▶ _Aim_
Copy every line of the records below without changing a single character.

══ Extracted records ══

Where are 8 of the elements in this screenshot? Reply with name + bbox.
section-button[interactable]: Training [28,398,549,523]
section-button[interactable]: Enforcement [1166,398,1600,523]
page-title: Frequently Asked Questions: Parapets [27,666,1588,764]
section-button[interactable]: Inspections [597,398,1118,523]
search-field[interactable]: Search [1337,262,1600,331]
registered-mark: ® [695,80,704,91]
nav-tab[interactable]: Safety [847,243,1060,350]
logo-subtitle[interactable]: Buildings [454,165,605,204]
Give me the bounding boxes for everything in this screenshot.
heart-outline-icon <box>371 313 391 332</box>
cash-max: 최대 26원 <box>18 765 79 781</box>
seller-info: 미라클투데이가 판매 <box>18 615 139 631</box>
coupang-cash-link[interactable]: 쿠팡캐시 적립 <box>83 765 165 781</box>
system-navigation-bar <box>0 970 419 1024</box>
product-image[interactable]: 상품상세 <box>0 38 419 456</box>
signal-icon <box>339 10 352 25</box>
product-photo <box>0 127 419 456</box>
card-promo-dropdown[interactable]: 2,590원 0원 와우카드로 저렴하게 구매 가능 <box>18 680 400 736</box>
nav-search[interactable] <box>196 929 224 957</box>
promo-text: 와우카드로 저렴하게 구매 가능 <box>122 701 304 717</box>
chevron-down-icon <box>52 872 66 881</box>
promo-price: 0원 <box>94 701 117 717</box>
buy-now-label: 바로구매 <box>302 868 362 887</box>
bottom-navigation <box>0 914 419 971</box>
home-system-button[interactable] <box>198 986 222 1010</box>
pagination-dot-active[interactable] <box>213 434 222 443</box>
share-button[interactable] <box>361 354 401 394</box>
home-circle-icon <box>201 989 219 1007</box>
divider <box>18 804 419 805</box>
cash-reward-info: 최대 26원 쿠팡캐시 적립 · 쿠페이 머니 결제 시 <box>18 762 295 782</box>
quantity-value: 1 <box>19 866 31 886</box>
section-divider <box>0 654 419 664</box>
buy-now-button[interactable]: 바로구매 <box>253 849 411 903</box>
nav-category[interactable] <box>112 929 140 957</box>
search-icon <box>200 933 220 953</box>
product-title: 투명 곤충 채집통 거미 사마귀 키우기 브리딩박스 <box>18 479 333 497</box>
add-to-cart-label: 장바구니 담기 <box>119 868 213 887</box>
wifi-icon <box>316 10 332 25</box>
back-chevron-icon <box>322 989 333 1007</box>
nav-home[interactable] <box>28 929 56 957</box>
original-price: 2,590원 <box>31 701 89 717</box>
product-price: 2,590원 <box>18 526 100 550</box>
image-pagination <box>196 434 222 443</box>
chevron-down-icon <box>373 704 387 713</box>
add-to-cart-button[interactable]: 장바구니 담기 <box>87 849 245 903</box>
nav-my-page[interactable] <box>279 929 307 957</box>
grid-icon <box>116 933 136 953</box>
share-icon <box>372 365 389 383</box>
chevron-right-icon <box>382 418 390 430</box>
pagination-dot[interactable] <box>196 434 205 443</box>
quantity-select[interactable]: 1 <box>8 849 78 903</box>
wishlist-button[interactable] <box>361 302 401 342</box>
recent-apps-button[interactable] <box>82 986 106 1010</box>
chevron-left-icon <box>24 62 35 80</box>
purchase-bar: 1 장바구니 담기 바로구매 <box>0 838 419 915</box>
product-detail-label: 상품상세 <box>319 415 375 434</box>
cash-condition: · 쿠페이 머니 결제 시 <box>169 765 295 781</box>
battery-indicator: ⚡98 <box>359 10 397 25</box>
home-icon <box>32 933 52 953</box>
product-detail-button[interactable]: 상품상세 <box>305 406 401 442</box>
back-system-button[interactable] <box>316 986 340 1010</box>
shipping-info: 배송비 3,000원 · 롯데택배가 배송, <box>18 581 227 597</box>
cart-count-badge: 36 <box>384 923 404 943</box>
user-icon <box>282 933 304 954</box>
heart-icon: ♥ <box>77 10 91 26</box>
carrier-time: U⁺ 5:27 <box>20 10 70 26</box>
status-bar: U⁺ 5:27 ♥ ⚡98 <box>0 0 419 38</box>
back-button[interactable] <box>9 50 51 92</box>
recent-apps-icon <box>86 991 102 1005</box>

═══

▶ _Final result_
Where are 8 of the elements in this screenshot? Reply with name + bbox.
section-button[interactable]: Training [28,398,549,523]
section-button[interactable]: Enforcement [1166,398,1600,523]
page-title: Frequently Asked Questions: Parapets [27,666,1588,764]
section-button[interactable]: Inspections [597,398,1118,523]
search-field[interactable]: Search [1337,262,1600,331]
registered-mark: ® [695,80,704,91]
nav-tab[interactable]: Safety [847,243,1060,350]
logo-subtitle[interactable]: Buildings [454,165,605,204]
Give me the bounding boxes for everything in this screenshot.
heart-outline-icon <box>371 313 391 332</box>
cash-max: 최대 26원 <box>18 765 79 781</box>
seller-info: 미라클투데이가 판매 <box>18 615 139 631</box>
coupang-cash-link[interactable]: 쿠팡캐시 적립 <box>83 765 165 781</box>
system-navigation-bar <box>0 970 419 1024</box>
product-image[interactable]: 상품상세 <box>0 38 419 456</box>
signal-icon <box>339 10 352 25</box>
product-photo <box>0 127 419 456</box>
card-promo-dropdown[interactable]: 2,590원 0원 와우카드로 저렴하게 구매 가능 <box>18 680 400 736</box>
nav-search[interactable] <box>196 929 224 957</box>
promo-text: 와우카드로 저렴하게 구매 가능 <box>122 701 304 717</box>
chevron-down-icon <box>52 872 66 881</box>
promo-price: 0원 <box>94 701 117 717</box>
buy-now-label: 바로구매 <box>302 868 362 887</box>
bottom-navigation <box>0 914 419 971</box>
home-system-button[interactable] <box>198 986 222 1010</box>
pagination-dot-active[interactable] <box>213 434 222 443</box>
share-button[interactable] <box>361 354 401 394</box>
home-circle-icon <box>201 989 219 1007</box>
divider <box>18 804 419 805</box>
cash-reward-info: 최대 26원 쿠팡캐시 적립 · 쿠페이 머니 결제 시 <box>18 762 295 782</box>
quantity-value: 1 <box>19 866 31 886</box>
section-divider <box>0 654 419 664</box>
buy-now-button[interactable]: 바로구매 <box>253 849 411 903</box>
nav-category[interactable] <box>112 929 140 957</box>
search-icon <box>200 933 220 953</box>
product-title: 투명 곤충 채집통 거미 사마귀 키우기 브리딩박스 <box>18 479 333 497</box>
add-to-cart-label: 장바구니 담기 <box>119 868 213 887</box>
wifi-icon <box>316 10 332 25</box>
back-chevron-icon <box>322 989 333 1007</box>
nav-home[interactable] <box>28 929 56 957</box>
original-price: 2,590원 <box>31 701 89 717</box>
product-price: 2,590원 <box>18 526 100 550</box>
image-pagination <box>196 434 222 443</box>
chevron-down-icon <box>373 704 387 713</box>
add-to-cart-button[interactable]: 장바구니 담기 <box>87 849 245 903</box>
nav-my-page[interactable] <box>279 929 307 957</box>
grid-icon <box>116 933 136 953</box>
share-icon <box>372 365 389 383</box>
chevron-right-icon <box>382 418 390 430</box>
pagination-dot[interactable] <box>196 434 205 443</box>
quantity-select[interactable]: 1 <box>8 849 78 903</box>
wishlist-button[interactable] <box>361 302 401 342</box>
recent-apps-button[interactable] <box>82 986 106 1010</box>
chevron-left-icon <box>24 62 35 80</box>
purchase-bar: 1 장바구니 담기 바로구매 <box>0 838 419 915</box>
product-detail-label: 상품상세 <box>319 415 375 434</box>
cash-condition: · 쿠페이 머니 결제 시 <box>169 765 295 781</box>
battery-indicator: ⚡98 <box>359 10 397 25</box>
home-icon <box>32 933 52 953</box>
product-detail-button[interactable]: 상품상세 <box>305 406 401 442</box>
back-system-button[interactable] <box>316 986 340 1010</box>
shipping-info: 배송비 3,000원 · 롯데택배가 배송, <box>18 581 227 597</box>
cart-count-badge: 36 <box>384 923 404 943</box>
user-icon <box>282 933 304 954</box>
heart-icon: ♥ <box>77 10 91 26</box>
carrier-time: U⁺ 5:27 <box>20 10 70 26</box>
status-bar: U⁺ 5:27 ♥ ⚡98 <box>0 0 419 38</box>
back-button[interactable] <box>9 50 51 92</box>
recent-apps-icon <box>86 991 102 1005</box>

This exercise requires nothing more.